Exercise
Where a line of the listing below includes the word "this", reproduce that line.

Given information
======

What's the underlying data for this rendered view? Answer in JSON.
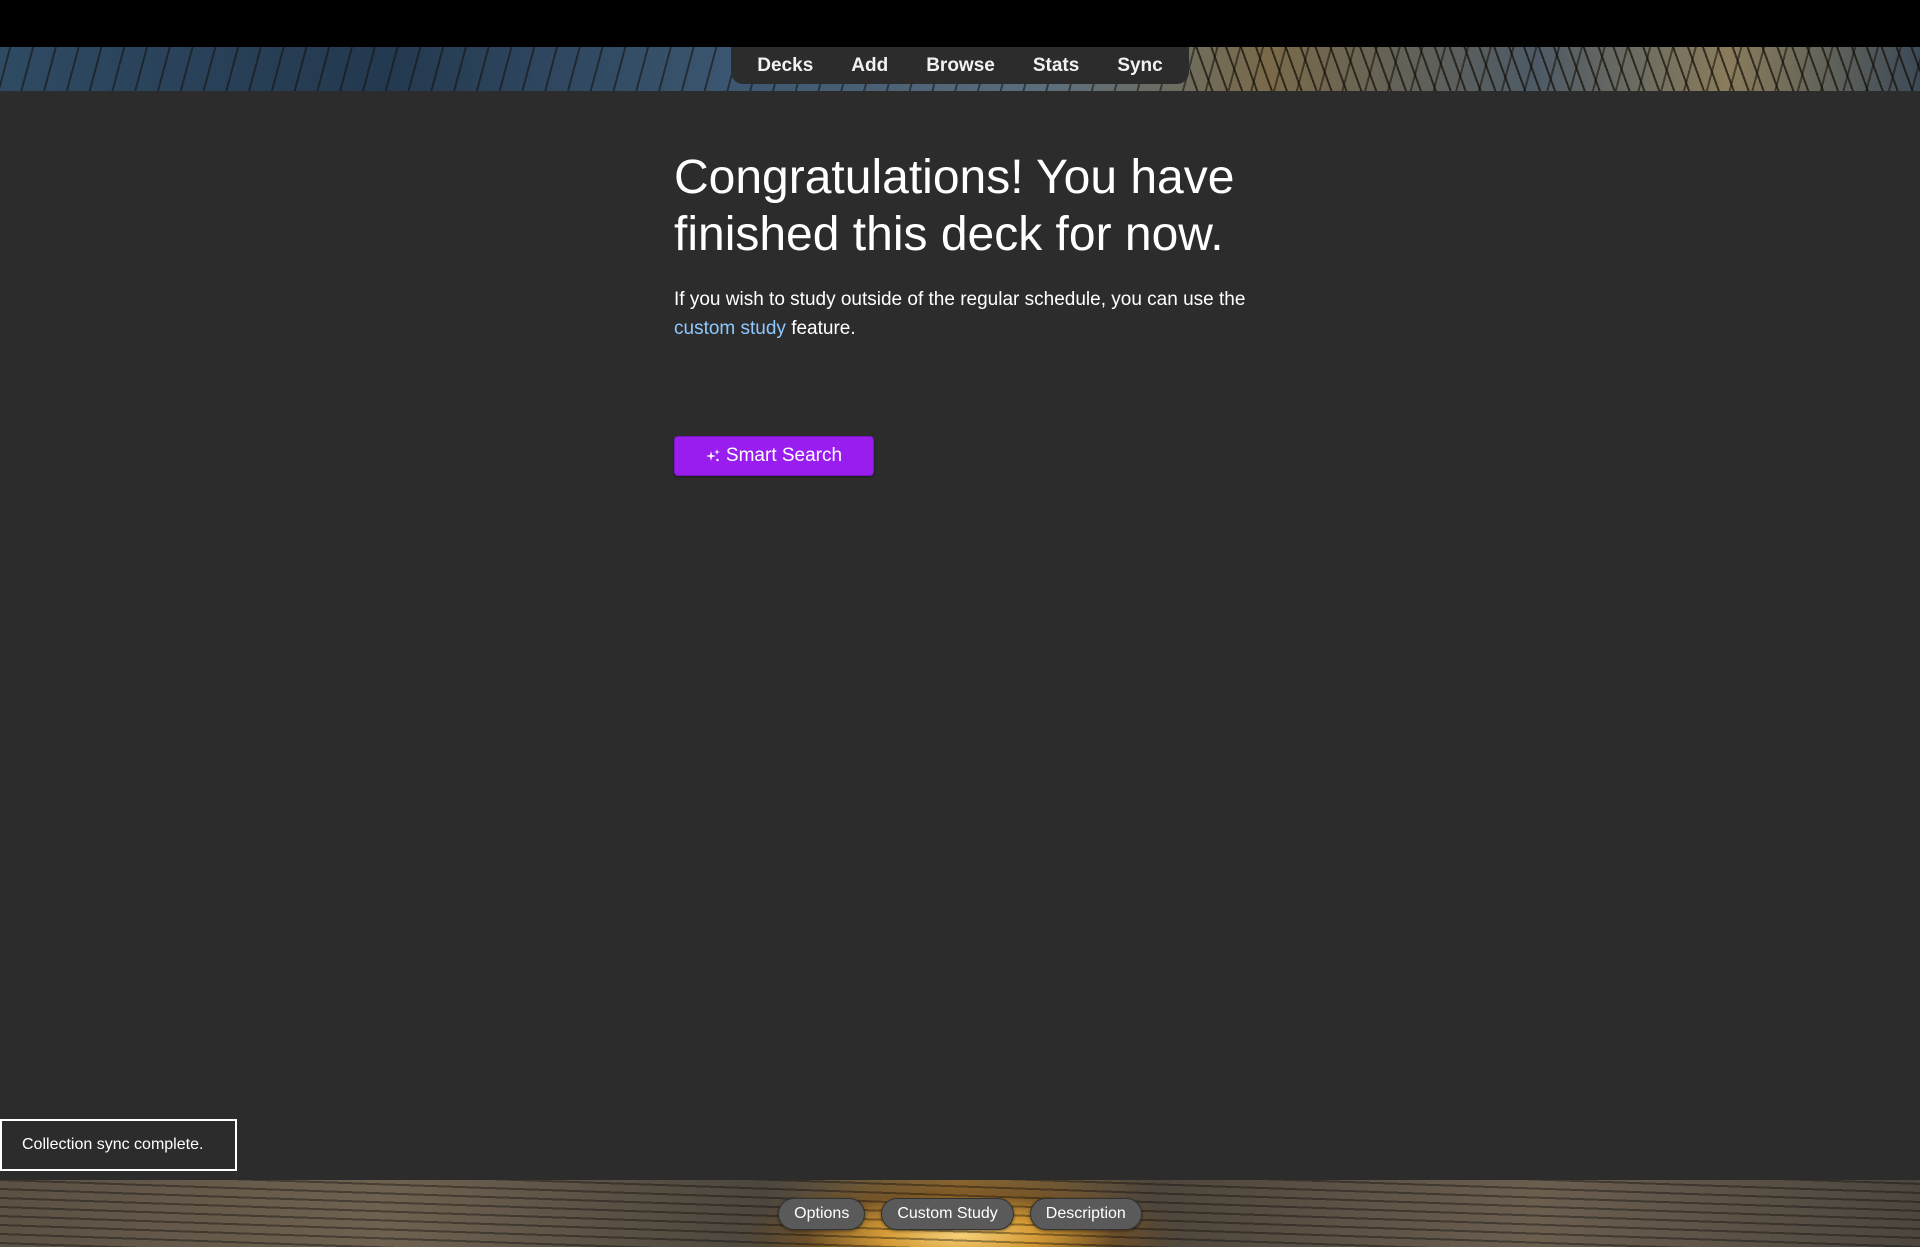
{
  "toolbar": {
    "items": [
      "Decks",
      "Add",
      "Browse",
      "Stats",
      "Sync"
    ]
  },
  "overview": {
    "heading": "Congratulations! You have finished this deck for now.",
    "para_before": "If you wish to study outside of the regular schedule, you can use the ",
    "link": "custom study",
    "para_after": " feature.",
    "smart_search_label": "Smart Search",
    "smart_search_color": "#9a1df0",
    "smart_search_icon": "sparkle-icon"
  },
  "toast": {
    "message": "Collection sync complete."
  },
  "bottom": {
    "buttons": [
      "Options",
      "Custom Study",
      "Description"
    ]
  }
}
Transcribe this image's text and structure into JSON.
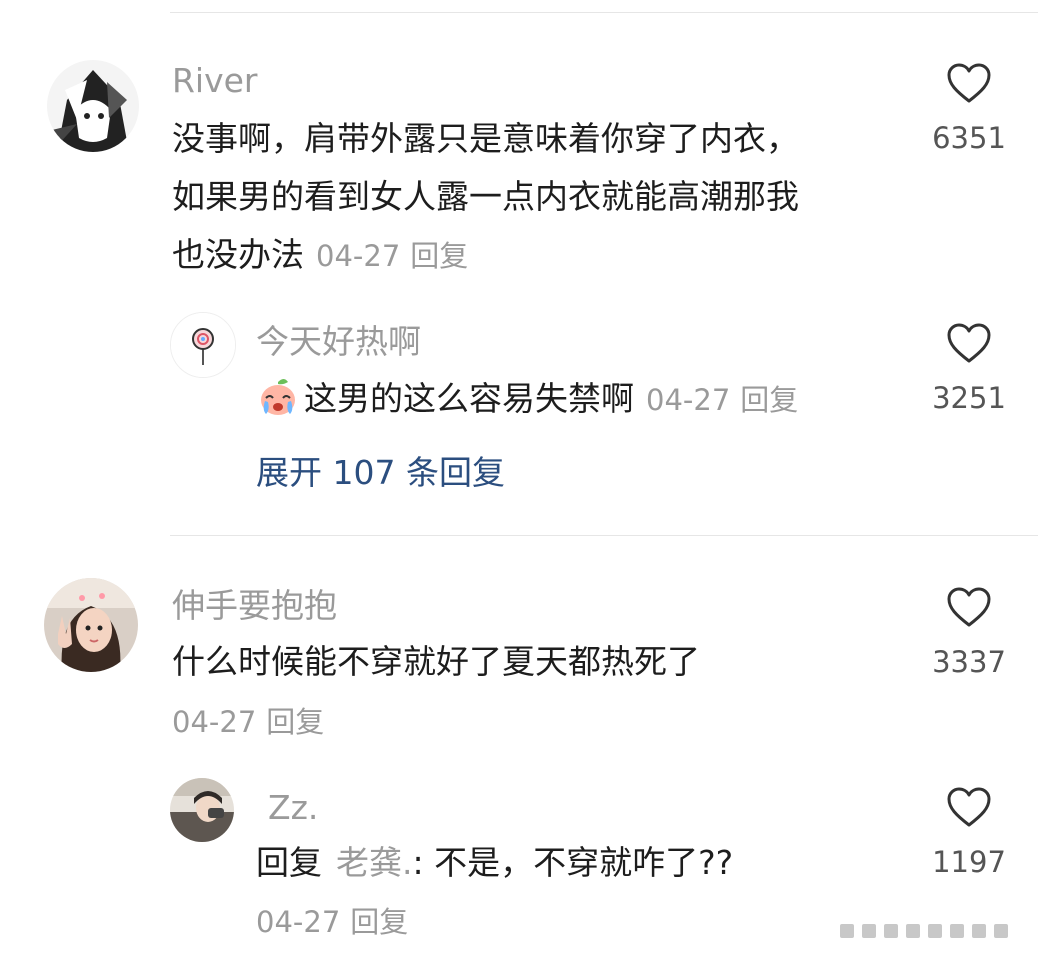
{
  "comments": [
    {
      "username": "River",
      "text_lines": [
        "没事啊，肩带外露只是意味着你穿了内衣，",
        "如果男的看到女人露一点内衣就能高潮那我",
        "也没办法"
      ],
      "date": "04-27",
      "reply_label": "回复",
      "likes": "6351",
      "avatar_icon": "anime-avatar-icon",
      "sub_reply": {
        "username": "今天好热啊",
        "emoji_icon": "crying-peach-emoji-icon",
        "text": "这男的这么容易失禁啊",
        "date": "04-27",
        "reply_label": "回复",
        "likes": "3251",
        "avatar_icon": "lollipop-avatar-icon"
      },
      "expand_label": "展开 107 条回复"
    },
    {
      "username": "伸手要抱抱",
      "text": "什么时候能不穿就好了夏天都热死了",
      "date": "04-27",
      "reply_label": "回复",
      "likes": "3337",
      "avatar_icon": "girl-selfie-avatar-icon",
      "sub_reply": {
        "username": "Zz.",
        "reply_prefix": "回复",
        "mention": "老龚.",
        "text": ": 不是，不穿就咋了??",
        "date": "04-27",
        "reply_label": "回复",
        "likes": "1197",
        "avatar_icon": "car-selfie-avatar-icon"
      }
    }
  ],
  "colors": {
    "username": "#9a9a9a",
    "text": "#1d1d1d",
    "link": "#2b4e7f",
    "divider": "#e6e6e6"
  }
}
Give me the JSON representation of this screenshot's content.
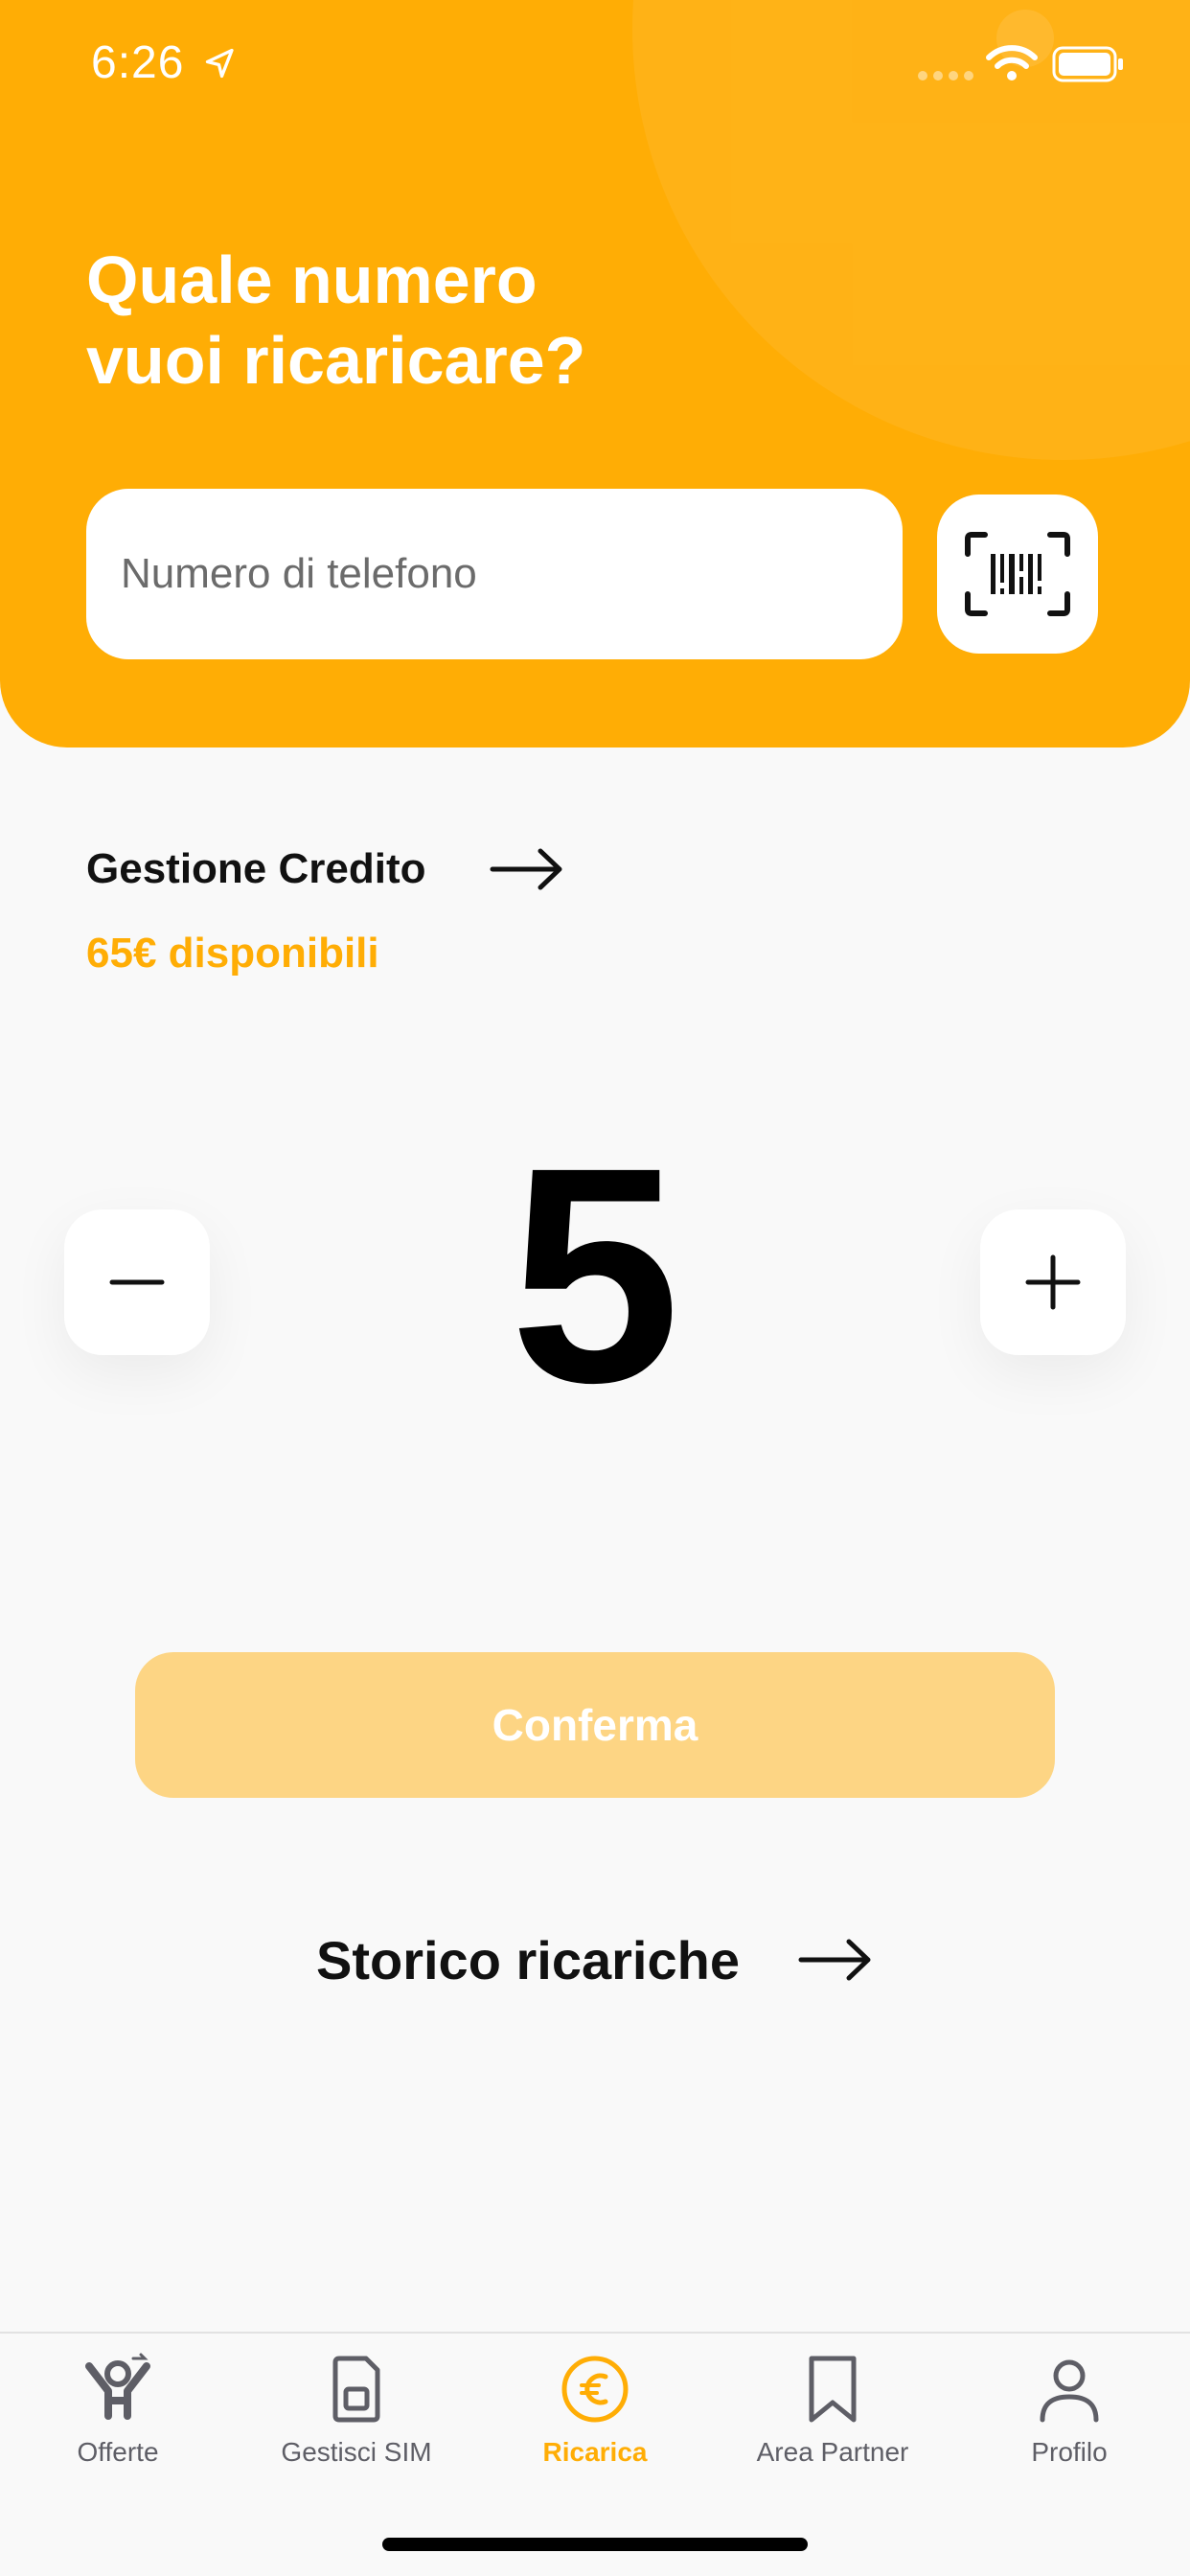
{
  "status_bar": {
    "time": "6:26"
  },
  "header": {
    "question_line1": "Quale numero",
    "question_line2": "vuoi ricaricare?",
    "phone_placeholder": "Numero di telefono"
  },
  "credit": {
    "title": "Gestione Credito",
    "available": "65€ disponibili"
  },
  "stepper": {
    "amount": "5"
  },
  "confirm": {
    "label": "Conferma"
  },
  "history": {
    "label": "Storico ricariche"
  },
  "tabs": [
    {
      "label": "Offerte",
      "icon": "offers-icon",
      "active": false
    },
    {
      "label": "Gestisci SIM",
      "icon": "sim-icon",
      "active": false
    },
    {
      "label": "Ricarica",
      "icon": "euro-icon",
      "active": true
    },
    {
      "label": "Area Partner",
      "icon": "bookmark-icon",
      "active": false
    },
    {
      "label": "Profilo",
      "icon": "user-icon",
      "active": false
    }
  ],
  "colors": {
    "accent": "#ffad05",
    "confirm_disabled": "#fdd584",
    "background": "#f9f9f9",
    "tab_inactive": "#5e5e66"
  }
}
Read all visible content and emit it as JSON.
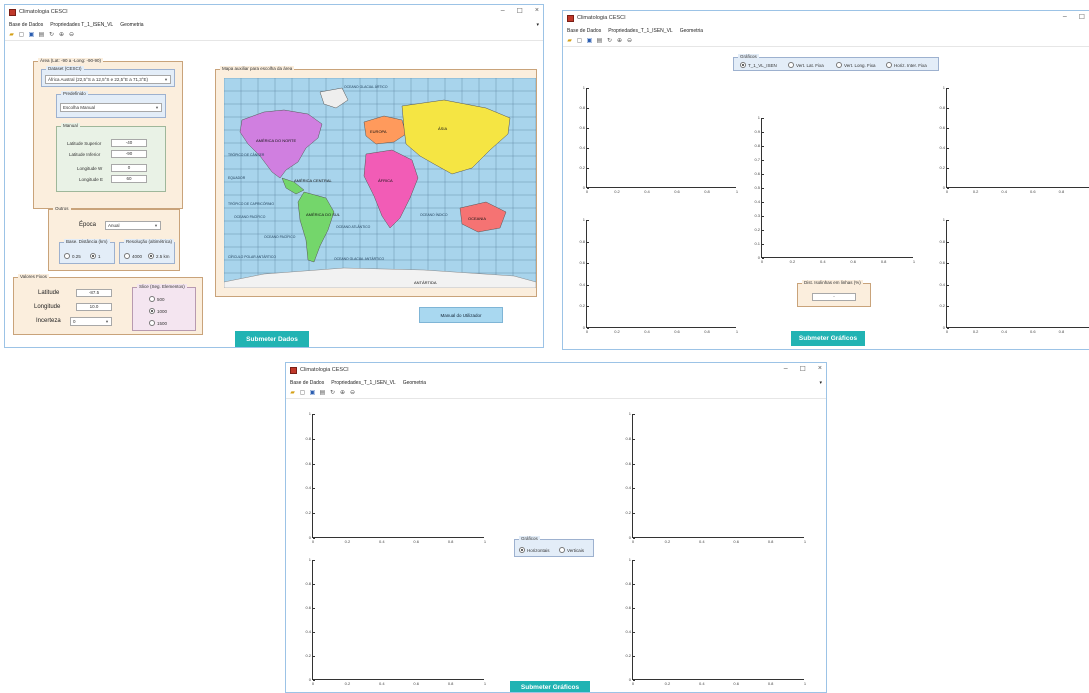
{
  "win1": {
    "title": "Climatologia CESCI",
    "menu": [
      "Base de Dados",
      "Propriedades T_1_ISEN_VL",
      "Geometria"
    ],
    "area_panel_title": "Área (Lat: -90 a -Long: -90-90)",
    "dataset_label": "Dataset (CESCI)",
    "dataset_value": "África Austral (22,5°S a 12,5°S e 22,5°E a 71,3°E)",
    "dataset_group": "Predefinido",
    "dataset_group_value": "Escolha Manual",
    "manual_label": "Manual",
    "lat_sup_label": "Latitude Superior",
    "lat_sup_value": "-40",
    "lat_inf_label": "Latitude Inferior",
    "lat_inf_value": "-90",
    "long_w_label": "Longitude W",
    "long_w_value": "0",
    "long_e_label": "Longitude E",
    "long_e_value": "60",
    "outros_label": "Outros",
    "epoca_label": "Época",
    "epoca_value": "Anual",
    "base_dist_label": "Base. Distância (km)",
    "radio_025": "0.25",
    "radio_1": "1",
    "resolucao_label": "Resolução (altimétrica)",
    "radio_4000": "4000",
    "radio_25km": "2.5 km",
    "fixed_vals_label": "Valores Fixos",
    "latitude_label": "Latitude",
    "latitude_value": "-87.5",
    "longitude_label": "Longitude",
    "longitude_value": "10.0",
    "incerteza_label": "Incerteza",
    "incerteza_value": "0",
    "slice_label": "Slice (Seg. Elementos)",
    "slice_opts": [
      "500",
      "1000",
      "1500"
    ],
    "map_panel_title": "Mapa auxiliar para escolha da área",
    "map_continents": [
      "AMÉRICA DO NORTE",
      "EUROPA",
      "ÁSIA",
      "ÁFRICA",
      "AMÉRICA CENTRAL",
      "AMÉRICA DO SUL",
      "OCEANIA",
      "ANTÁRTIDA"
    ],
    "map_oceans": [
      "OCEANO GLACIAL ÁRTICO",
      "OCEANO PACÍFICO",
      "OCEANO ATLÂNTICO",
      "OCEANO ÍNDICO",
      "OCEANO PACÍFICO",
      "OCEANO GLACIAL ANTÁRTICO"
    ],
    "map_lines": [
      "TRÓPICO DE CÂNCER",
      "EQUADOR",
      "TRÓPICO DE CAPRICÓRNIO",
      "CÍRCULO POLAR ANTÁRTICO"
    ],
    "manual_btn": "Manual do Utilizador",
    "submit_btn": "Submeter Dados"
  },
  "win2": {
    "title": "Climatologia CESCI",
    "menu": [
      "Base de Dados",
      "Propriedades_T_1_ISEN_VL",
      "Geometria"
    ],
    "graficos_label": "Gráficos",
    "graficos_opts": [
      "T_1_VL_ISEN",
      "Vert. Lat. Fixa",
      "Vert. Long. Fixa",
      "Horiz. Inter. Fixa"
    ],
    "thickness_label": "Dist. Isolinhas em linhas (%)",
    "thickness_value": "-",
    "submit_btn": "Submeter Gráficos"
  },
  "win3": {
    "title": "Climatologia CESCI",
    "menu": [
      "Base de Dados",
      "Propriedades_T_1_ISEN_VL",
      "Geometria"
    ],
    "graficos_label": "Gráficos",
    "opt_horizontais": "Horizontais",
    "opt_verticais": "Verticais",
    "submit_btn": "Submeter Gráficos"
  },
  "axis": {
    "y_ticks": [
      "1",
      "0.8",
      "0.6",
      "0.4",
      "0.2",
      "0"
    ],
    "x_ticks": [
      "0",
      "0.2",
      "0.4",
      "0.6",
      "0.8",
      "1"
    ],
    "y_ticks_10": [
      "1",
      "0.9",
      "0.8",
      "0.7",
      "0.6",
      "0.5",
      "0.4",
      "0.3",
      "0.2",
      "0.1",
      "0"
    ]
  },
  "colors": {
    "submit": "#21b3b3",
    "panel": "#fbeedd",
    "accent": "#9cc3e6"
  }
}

======

The result
What's the underlying data for this rendered view? Answer in JSON.
    "heading": "Congratulations! You have finished this deck for now.",
Transcribe this image's text and structure into JSON.
Give me the JSON representation of this screenshot's content.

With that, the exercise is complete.